## OBJECTIVE
Determine the count of lines holding the string "łączonej". Return only the number.

## STORED RECORDS
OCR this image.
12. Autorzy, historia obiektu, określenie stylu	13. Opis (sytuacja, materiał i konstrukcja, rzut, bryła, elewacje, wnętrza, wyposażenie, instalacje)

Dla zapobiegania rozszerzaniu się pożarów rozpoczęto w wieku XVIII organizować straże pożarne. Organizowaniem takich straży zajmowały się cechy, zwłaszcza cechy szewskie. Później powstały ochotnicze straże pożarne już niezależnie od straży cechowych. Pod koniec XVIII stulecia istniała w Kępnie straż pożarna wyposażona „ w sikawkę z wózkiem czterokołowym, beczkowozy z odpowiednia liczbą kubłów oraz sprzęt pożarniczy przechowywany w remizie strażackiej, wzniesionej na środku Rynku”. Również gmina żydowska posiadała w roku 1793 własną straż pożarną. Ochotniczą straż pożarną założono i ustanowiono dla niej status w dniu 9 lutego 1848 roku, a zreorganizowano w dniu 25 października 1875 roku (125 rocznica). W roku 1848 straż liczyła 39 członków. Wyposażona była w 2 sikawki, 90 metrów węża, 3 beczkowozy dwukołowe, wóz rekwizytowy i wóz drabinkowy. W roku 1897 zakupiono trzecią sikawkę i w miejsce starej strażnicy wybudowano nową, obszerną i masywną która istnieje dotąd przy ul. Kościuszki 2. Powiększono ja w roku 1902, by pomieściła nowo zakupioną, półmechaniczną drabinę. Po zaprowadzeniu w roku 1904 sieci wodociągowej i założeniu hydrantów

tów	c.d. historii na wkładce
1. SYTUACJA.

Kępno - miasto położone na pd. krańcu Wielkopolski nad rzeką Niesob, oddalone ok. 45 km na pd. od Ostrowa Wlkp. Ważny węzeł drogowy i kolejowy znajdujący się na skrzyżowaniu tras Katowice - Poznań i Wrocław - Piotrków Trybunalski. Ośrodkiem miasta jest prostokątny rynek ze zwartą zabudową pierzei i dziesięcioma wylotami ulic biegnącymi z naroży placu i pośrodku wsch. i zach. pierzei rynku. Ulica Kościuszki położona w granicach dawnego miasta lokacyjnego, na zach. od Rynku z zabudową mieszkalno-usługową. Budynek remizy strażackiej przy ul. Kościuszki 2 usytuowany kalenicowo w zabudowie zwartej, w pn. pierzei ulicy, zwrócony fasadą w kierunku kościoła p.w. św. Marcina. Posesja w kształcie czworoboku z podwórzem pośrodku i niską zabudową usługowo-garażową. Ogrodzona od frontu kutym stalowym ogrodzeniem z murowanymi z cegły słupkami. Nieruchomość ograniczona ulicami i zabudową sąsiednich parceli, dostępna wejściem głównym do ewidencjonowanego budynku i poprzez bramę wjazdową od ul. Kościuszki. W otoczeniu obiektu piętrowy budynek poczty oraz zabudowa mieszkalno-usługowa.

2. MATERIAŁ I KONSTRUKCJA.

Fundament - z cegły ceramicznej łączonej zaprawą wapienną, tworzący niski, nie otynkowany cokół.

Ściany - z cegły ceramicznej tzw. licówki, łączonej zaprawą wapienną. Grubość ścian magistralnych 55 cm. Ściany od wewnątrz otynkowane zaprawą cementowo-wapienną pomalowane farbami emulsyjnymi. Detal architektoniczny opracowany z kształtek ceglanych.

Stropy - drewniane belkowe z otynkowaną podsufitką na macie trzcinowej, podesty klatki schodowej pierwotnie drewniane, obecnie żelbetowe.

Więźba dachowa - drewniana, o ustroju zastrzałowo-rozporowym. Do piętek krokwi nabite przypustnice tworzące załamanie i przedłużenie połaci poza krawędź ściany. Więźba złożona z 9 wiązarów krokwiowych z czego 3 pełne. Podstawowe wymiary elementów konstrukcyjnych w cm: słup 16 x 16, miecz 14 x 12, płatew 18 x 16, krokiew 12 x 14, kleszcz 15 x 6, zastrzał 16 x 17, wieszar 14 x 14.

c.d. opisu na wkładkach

## EXERCISE OUTPUT
2